> _TASK DIRECTIONS_: Express the lines starting with the one containing "Patent image size: (1020, 446)." and going on through the one containing "The fin 120 is at (246, 144)." as a Markdown table with the columns n and Line, numbering each row and omitting blank lines.

(Recorded data)
** Begin **
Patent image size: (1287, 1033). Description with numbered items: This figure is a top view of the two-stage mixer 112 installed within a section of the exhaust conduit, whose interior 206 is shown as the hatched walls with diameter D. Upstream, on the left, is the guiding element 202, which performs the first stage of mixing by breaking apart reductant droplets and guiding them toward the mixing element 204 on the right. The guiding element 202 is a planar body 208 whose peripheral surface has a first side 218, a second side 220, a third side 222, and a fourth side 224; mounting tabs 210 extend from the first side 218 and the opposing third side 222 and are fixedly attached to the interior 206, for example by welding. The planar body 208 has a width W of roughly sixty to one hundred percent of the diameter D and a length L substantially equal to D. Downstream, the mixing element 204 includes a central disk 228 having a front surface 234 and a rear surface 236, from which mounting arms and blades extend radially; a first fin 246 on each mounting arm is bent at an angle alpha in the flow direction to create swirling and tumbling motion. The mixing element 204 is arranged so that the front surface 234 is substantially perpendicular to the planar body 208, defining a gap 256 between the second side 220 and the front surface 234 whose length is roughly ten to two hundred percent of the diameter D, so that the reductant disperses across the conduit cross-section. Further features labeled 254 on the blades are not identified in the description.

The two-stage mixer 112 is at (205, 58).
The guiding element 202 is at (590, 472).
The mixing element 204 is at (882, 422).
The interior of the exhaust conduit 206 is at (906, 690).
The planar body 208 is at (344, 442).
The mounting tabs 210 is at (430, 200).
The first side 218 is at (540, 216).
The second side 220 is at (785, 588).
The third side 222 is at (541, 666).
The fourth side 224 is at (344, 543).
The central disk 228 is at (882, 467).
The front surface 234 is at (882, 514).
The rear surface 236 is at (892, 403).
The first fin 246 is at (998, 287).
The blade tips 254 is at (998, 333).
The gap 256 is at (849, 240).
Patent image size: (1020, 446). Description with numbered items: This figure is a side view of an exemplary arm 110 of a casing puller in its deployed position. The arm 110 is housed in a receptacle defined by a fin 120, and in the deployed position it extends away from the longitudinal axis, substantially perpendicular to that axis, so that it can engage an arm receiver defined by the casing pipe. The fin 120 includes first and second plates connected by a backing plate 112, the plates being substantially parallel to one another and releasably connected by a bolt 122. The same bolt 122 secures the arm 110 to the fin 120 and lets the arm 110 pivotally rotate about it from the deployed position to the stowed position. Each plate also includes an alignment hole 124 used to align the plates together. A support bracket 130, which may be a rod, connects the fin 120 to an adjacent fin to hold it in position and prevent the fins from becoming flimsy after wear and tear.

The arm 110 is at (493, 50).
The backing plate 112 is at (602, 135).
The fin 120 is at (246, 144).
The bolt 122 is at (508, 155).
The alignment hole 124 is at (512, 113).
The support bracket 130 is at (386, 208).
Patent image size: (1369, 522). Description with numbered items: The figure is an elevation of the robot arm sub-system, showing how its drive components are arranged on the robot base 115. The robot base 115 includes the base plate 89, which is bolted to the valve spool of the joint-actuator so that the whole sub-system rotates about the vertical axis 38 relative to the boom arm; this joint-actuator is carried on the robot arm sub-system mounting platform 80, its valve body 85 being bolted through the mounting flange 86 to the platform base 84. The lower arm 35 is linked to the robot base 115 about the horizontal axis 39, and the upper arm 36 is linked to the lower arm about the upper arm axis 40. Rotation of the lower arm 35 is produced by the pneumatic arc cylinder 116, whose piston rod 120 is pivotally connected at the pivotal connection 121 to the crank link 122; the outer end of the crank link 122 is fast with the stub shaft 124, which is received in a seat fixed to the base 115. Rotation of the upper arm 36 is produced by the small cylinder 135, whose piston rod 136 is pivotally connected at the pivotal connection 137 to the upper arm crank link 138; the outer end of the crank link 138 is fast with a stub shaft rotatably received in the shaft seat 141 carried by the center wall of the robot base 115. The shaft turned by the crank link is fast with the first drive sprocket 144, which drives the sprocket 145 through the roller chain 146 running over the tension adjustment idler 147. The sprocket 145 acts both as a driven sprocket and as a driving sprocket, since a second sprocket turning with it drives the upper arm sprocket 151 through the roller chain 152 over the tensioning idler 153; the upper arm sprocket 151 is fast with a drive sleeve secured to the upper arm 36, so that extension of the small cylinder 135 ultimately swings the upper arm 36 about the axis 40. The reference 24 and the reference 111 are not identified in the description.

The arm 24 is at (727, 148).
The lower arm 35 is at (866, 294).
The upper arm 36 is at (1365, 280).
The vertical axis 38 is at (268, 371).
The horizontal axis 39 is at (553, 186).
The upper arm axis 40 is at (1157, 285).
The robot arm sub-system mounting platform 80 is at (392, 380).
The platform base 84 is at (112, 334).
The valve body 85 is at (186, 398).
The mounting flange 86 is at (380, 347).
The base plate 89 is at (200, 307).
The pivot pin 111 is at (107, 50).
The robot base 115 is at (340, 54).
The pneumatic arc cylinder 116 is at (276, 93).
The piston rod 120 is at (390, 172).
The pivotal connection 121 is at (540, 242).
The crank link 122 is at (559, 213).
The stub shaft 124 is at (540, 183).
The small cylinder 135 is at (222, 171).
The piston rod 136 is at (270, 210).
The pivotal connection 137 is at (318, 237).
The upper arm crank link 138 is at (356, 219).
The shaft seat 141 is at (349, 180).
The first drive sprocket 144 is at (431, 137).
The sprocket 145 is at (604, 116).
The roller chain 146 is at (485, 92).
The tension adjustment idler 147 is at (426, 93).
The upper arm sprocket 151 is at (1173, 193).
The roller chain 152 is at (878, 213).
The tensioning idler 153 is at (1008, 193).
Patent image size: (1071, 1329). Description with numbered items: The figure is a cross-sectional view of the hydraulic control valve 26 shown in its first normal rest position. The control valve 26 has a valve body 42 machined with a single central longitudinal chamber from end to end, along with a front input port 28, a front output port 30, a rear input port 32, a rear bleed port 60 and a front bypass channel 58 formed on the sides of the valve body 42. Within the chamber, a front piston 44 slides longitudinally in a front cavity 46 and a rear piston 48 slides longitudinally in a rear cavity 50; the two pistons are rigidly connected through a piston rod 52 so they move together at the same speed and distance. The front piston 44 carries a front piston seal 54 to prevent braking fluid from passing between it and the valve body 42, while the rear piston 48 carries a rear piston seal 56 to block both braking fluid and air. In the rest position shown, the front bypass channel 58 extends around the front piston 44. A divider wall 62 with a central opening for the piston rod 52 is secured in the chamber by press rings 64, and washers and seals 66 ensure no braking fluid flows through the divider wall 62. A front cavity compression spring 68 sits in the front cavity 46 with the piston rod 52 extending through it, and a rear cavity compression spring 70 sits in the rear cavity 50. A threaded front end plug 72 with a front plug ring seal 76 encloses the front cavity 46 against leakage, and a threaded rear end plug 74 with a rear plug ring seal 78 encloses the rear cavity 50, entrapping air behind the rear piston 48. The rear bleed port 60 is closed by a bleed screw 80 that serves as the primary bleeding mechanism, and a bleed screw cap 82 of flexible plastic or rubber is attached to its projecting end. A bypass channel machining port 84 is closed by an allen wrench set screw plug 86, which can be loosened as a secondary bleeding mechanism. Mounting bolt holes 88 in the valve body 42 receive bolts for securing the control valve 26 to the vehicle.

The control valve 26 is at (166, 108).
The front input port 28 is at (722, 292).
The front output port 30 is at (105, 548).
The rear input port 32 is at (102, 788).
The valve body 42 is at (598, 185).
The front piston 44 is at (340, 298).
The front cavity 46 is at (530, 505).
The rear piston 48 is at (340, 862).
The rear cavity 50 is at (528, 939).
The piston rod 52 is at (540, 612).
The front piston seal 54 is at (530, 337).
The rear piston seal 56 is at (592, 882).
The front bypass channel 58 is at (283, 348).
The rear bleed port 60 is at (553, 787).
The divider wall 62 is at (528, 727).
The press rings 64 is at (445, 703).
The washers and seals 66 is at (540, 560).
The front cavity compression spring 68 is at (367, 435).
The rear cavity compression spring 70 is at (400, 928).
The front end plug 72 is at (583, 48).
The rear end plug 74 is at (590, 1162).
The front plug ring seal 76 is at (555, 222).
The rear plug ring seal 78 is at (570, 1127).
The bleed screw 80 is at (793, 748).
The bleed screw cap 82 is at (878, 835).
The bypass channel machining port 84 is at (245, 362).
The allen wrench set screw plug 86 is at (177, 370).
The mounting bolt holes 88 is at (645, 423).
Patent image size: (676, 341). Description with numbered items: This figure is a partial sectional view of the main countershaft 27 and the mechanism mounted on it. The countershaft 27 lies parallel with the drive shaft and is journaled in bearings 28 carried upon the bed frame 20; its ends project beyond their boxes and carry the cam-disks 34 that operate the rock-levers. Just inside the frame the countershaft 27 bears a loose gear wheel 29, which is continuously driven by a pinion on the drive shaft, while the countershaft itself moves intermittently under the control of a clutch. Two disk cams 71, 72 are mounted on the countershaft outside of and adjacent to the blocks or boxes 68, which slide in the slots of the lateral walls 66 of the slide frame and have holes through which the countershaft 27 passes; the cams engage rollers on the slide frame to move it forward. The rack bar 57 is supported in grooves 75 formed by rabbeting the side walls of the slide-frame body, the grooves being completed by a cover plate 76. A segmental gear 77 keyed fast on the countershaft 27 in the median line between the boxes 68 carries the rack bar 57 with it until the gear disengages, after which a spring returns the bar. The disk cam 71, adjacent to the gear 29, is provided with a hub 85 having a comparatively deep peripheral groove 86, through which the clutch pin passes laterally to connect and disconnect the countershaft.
** End **
> _RIGHT ANSWER_:
| n | Line |
|---|---|
| 1 | Patent image size: (1020, 446). Description with numbered items: This figure is a side view of an exemplary arm 110 of a casing puller in its deployed position. The arm 110 is housed in a receptacle defined by a fin 120, and in the deployed position it extends away from the longitudinal axis, substantially perpendicular to that axis, so that it can engage an arm receiver defined by the casing pipe. The fin 120 includes first and second plates connected by a backing plate 112, the plates being substantially parallel to one another and releasably connected by a bolt 122. The same bolt 122 secures the arm 110 to the fin 120 and lets the arm 110 pivotally rotate about it from the deployed position to the stowed position. Each plate also includes an alignment hole 124 used to align the plates together. A support bracket 130, which may be a rod, connects the fin 120 to an adjacent fin to hold it in position and prevent the fins from becoming flimsy after wear and tear. |
| 2 | The arm 110 is at (493, 50). |
| 3 | The backing plate 112 is at (602, 135). |
| 4 | The fin 120 is at (246, 144). |